INSTRUCTIONS FOR THE TASK.
The complete listing should be restated exactly.
-.-.-
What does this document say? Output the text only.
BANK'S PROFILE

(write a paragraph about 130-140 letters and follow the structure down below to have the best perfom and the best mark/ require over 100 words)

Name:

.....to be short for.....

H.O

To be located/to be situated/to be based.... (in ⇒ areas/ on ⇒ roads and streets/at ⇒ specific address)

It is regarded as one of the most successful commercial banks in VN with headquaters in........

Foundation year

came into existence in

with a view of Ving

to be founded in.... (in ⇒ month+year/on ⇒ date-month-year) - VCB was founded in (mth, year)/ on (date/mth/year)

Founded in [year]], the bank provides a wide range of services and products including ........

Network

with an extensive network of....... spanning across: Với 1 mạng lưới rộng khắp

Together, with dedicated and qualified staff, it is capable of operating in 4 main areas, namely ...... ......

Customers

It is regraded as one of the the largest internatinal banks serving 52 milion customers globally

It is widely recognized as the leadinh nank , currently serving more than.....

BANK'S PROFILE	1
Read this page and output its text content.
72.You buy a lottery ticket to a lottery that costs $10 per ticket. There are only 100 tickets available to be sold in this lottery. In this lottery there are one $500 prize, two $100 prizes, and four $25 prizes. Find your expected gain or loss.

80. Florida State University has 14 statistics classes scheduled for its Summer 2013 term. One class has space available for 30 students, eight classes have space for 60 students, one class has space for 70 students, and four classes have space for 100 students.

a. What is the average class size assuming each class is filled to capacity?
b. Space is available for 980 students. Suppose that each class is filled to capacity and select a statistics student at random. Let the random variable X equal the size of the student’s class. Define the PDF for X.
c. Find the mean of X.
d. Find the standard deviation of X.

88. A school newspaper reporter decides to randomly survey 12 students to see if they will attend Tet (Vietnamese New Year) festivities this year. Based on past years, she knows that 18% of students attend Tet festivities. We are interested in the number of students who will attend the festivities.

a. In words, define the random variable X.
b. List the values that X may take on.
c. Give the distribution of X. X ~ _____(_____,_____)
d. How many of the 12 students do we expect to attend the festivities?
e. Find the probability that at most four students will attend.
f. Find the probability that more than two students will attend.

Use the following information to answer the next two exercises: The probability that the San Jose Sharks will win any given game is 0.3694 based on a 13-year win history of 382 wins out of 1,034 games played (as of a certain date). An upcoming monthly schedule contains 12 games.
-.-.-
ANSWER FOR THIS EXERCISE.
What does this document say? Output the text only.
BANK'S PROFILE

(write a paragraph about 130-140 letters and follow the structure down below to have the best perfom and the best mark/ require over 100 words)

Name:

.....to be short for.....

H.O

To be located/to be situated/to be based.... (in ⇒ areas/ on ⇒ roads and streets/at ⇒ specific address)

It is regarded as one of the most successful commercial banks in VN with headquaters in........

Foundation year

came into existence in

with a view of Ving

to be founded in.... (in ⇒ month+year/on ⇒ date-month-year) - VCB was founded in (mth, year)/ on (date/mth/year)

Founded in [year]], the bank provides a wide range of services and products including ........

Network

with an extensive network of....... spanning across: Với 1 mạng lưới rộng khắp

Together, with dedicated and qualified staff, it is capable of operating in 4 main areas, namely ...... ......

Customers

It is regraded as one of the the largest internatinal banks serving 52 milion customers globally

It is widely recognized as the leadinh nank , currently serving more than.....

BANK'S PROFILE	1
Read this page and output its text content.
72.You buy a lottery ticket to a lottery that costs $10 per ticket. There are only 100 tickets available to be sold in this lottery. In this lottery there are one $500 prize, two $100 prizes, and four $25 prizes. Find your expected gain or loss.

80. Florida State University has 14 statistics classes scheduled for its Summer 2013 term. One class has space available for 30 students, eight classes have space for 60 students, one class has space for 70 students, and four classes have space for 100 students.

a. What is the average class size assuming each class is filled to capacity?
b. Space is available for 980 students. Suppose that each class is filled to capacity and select a statistics student at random. Let the random variable X equal the size of the student’s class. Define the PDF for X.
c. Find the mean of X.
d. Find the standard deviation of X.

88. A school newspaper reporter decides to randomly survey 12 students to see if they will attend Tet (Vietnamese New Year) festivities this year. Based on past years, she knows that 18% of students attend Tet festivities. We are interested in the number of students who will attend the festivities.

a. In words, define the random variable X.
b. List the values that X may take on.
c. Give the distribution of X. X ~ _____(_____,_____)
d. How many of the 12 students do we expect to attend the festivities?
e. Find the probability that at most four students will attend.
f. Find the probability that more than two students will attend.

Use the following information to answer the next two exercises: The probability that the San Jose Sharks will win any given game is 0.3694 based on a 13-year win history of 382 wins out of 1,034 games played (as of a certain date). An upcoming monthly schedule contains 12 games.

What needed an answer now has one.